» **Your instructions**
Please duplicate the listing below line for line, without the pictures.

BEGIN Extracted material

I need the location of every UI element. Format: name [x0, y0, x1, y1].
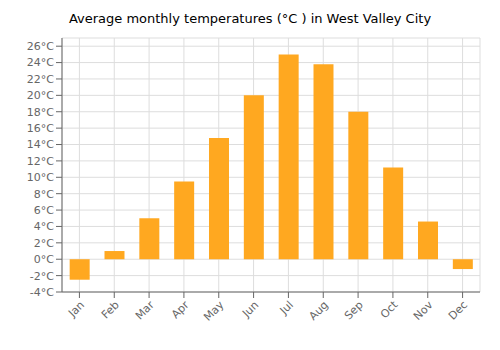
svg-text:12°C: 12°C — [27, 155, 54, 168]
svg-text:Jan: Jan — [65, 298, 87, 320]
svg-text:24°C: 24°C — [27, 56, 54, 69]
svg-text:Sep: Sep — [342, 298, 366, 322]
svg-text:4°C: 4°C — [34, 220, 54, 233]
svg-text:Aug: Aug — [307, 298, 331, 322]
svg-text:26°C: 26°C — [27, 40, 54, 53]
svg-text:Dec: Dec — [446, 298, 470, 322]
svg-text:-2°C: -2°C — [30, 270, 54, 283]
svg-text:Feb: Feb — [99, 298, 122, 321]
svg-text:8°C: 8°C — [34, 188, 54, 201]
svg-text:16°C: 16°C — [27, 122, 54, 135]
svg-text:-4°C: -4°C — [30, 286, 54, 299]
svg-text:Mar: Mar — [133, 298, 157, 322]
svg-text:Nov: Nov — [411, 298, 436, 323]
svg-text:6°C: 6°C — [34, 204, 54, 217]
svg-text:22°C: 22°C — [27, 73, 54, 86]
svg-text:10°C: 10°C — [27, 171, 54, 184]
svg-text:Apr: Apr — [169, 298, 192, 321]
html-text:Average monthly temperatures (: Average monthly temperatures (°C ) in We… — [68, 11, 432, 26]
svg-text:2°C: 2°C — [34, 237, 54, 250]
svg-text:14°C: 14°C — [27, 138, 54, 151]
svg-text:Oct: Oct — [378, 298, 401, 321]
svg-text:Jul: Jul — [277, 298, 296, 317]
svg-text:18°C: 18°C — [27, 106, 54, 119]
svg-text:20°C: 20°C — [27, 89, 54, 102]
svg-text:0°C: 0°C — [34, 253, 54, 266]
svg-text:Jun: Jun — [239, 298, 261, 320]
svg-text:May: May — [201, 298, 227, 324]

END Extracted material

» **Response for this exercise**
I need the location of every UI element. Format: name [x0, y0, x1, y1].
svg-text:12°C: 12°C — [27, 155, 54, 168]
svg-text:Jan: Jan — [65, 298, 87, 320]
svg-text:24°C: 24°C — [27, 56, 54, 69]
svg-text:Sep: Sep — [342, 298, 366, 322]
svg-text:4°C: 4°C — [34, 220, 54, 233]
svg-text:Aug: Aug — [307, 298, 331, 322]
svg-text:26°C: 26°C — [27, 40, 54, 53]
svg-text:Dec: Dec — [446, 298, 470, 322]
svg-text:-2°C: -2°C — [30, 270, 54, 283]
svg-text:Feb: Feb — [99, 298, 122, 321]
svg-text:8°C: 8°C — [34, 188, 54, 201]
svg-text:16°C: 16°C — [27, 122, 54, 135]
svg-text:-4°C: -4°C — [30, 286, 54, 299]
svg-text:Mar: Mar — [133, 298, 157, 322]
svg-text:Nov: Nov — [411, 298, 436, 323]
svg-text:6°C: 6°C — [34, 204, 54, 217]
svg-text:22°C: 22°C — [27, 73, 54, 86]
svg-text:10°C: 10°C — [27, 171, 54, 184]
svg-text:Apr: Apr — [169, 298, 192, 321]
html-text:Average monthly temperatures (: Average monthly temperatures (°C ) in We… — [68, 11, 432, 26]
svg-text:2°C: 2°C — [34, 237, 54, 250]
svg-text:14°C: 14°C — [27, 138, 54, 151]
svg-text:Oct: Oct — [378, 298, 401, 321]
svg-text:Jul: Jul — [277, 298, 296, 317]
svg-text:18°C: 18°C — [27, 106, 54, 119]
svg-text:20°C: 20°C — [27, 89, 54, 102]
svg-text:0°C: 0°C — [34, 253, 54, 266]
svg-text:Jun: Jun — [239, 298, 261, 320]
svg-text:May: May — [201, 298, 227, 324]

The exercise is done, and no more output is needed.